### Short problem
Find the lines with the string "JSON" and return them.

### Data to process
--------

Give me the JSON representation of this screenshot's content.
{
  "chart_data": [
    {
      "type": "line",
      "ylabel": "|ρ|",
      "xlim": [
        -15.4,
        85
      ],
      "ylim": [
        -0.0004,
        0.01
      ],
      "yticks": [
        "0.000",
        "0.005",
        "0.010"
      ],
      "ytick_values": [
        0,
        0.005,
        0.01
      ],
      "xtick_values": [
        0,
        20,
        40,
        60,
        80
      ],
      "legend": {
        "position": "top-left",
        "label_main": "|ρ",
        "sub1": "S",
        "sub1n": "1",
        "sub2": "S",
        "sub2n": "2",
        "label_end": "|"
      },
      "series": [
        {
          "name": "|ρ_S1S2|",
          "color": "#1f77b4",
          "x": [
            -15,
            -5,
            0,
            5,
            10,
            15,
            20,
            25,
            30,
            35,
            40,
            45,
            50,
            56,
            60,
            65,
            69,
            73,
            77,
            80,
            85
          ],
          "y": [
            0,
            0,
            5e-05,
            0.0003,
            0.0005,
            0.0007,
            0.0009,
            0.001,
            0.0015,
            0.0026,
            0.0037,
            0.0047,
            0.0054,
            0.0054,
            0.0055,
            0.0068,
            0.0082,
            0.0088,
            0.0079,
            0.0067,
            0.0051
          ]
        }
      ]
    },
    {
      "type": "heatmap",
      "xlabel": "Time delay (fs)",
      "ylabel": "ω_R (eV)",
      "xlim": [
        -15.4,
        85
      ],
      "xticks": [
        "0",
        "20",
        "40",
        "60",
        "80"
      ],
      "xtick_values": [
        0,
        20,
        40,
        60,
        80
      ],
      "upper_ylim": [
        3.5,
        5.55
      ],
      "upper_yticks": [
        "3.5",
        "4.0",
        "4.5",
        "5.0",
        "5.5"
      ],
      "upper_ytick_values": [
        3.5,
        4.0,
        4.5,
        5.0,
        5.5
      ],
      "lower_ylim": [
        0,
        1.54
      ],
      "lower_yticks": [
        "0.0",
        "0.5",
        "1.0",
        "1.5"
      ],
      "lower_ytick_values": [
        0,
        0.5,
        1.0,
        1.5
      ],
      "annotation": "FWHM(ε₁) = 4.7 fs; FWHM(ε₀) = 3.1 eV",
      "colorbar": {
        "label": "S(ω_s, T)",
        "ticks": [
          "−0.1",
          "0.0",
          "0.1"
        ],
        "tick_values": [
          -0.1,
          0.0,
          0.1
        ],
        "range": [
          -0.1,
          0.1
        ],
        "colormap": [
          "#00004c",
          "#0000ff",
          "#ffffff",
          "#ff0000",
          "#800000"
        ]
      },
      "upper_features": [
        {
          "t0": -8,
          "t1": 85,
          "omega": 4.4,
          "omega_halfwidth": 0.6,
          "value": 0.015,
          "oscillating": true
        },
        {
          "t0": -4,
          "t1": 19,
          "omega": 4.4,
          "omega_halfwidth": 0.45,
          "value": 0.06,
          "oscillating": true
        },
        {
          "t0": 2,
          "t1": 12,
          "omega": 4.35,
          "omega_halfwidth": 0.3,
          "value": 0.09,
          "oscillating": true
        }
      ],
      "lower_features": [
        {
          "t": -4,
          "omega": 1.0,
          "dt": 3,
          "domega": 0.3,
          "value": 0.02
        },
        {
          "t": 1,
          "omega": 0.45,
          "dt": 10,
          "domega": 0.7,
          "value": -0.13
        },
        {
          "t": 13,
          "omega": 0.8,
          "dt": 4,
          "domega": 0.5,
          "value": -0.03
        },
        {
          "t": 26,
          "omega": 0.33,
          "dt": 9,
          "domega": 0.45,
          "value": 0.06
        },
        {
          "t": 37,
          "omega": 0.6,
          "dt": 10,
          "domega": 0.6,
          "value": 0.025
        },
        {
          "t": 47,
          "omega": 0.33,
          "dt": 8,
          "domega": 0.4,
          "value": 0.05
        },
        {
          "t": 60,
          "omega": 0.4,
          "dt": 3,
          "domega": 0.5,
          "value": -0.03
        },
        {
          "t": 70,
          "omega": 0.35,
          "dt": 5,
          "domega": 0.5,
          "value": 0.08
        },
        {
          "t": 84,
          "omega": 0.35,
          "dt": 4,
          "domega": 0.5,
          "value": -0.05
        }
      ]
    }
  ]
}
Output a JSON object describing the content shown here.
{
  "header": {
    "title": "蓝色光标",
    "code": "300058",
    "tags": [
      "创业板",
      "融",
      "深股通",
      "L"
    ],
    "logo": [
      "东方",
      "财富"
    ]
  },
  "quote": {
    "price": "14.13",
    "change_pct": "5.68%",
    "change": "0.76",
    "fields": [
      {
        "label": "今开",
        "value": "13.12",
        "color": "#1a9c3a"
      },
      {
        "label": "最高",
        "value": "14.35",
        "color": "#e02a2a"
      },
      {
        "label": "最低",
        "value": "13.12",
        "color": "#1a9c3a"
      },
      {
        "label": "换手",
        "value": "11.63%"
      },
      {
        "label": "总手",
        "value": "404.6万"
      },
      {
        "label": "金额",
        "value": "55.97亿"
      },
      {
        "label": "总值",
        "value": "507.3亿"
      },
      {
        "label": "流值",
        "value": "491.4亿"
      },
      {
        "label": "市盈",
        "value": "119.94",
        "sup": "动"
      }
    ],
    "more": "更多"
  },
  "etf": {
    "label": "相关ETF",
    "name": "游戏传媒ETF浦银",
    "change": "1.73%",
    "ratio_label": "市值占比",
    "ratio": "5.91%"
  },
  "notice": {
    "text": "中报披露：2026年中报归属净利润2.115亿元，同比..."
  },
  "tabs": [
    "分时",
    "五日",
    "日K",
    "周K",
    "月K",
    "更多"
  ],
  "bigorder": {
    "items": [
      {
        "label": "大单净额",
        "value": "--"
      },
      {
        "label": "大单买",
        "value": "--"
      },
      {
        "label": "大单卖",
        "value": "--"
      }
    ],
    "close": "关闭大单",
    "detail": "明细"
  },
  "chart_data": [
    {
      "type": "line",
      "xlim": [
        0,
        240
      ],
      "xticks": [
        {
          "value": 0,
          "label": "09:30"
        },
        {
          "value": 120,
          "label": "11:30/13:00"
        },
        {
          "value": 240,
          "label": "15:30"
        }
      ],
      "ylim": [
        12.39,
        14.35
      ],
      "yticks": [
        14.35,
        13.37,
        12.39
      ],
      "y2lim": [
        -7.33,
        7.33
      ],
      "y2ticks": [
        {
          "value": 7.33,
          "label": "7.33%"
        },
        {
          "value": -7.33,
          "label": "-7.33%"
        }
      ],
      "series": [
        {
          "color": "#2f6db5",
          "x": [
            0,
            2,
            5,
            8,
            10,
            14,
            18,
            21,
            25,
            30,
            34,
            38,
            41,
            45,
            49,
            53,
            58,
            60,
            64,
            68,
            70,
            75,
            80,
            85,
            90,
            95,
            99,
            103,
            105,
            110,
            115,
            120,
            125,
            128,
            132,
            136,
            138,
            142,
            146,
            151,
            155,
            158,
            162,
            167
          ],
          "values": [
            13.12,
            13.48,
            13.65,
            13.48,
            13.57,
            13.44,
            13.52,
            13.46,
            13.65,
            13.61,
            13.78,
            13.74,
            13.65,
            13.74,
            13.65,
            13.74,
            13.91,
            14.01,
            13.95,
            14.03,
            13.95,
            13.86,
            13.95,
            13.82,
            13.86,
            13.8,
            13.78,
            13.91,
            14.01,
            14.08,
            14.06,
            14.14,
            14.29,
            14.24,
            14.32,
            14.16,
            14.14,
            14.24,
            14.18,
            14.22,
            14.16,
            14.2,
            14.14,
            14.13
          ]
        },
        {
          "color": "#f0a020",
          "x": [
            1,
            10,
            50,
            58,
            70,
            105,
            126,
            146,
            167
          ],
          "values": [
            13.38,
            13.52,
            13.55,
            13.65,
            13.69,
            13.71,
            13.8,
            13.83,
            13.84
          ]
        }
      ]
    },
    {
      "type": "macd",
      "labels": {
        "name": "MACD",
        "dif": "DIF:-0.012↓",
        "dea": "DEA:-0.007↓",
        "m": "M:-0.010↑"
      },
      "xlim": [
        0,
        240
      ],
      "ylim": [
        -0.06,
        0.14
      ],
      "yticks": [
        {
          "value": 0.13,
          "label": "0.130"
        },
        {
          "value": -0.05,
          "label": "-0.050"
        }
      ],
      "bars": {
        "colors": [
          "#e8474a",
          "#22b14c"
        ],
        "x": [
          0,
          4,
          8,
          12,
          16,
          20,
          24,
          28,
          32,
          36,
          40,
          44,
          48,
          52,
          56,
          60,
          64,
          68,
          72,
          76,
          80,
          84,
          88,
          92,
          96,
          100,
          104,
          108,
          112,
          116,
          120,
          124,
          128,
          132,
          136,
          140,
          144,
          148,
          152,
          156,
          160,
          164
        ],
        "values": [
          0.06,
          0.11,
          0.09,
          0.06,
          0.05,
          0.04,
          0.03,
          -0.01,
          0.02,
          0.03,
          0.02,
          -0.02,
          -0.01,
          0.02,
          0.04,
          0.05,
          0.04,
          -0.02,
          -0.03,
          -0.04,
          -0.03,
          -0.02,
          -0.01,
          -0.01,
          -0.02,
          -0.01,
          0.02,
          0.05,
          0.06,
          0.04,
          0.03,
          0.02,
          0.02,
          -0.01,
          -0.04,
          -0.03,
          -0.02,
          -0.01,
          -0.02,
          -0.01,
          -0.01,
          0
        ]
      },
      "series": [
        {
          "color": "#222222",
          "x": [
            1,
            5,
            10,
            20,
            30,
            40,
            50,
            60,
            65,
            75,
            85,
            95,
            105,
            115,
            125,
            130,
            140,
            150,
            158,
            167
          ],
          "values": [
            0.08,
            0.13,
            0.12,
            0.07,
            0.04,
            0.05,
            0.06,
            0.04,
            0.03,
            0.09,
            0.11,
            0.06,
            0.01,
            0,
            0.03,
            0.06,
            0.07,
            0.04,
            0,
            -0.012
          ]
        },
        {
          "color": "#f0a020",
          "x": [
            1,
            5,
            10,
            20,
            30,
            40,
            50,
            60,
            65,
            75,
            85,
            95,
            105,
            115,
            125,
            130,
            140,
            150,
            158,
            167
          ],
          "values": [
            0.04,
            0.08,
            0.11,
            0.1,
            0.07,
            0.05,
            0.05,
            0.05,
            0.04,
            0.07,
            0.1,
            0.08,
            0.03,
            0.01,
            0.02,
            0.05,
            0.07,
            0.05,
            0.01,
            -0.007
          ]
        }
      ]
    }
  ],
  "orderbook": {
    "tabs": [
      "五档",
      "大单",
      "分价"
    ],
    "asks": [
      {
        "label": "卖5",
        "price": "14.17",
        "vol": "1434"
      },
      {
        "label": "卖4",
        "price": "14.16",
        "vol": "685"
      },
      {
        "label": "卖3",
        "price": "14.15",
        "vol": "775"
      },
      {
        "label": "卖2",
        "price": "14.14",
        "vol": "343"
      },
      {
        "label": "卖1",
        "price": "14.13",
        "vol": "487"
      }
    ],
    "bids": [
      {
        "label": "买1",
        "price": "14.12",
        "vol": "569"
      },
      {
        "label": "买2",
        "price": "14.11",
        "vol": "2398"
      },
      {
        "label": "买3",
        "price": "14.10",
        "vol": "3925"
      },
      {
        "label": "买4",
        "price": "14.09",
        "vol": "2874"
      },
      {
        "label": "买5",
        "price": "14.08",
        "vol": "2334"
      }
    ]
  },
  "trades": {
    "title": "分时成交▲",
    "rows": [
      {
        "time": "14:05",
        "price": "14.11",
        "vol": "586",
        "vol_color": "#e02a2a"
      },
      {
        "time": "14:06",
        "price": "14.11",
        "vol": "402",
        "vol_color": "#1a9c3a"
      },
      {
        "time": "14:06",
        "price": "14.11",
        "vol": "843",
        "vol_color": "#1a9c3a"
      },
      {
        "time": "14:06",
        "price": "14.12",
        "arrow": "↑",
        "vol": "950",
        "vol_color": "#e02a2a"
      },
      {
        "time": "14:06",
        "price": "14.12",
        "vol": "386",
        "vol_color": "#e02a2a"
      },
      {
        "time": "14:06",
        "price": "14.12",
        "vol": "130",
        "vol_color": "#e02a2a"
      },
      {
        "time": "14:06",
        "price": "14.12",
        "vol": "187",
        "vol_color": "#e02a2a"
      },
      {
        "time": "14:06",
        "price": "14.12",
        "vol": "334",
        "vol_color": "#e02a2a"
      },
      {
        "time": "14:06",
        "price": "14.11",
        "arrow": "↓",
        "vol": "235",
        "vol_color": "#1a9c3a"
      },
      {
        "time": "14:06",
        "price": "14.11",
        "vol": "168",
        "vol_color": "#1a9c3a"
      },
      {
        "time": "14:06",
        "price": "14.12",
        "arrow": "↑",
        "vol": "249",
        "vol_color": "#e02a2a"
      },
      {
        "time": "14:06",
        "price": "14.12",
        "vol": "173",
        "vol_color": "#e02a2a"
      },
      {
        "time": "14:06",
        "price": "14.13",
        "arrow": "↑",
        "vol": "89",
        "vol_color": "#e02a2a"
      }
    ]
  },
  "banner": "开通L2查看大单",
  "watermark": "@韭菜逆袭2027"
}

--------

### Exercise output
Give me the JSON representation of this screenshot's content.
Output a JSON object describing the content shown here.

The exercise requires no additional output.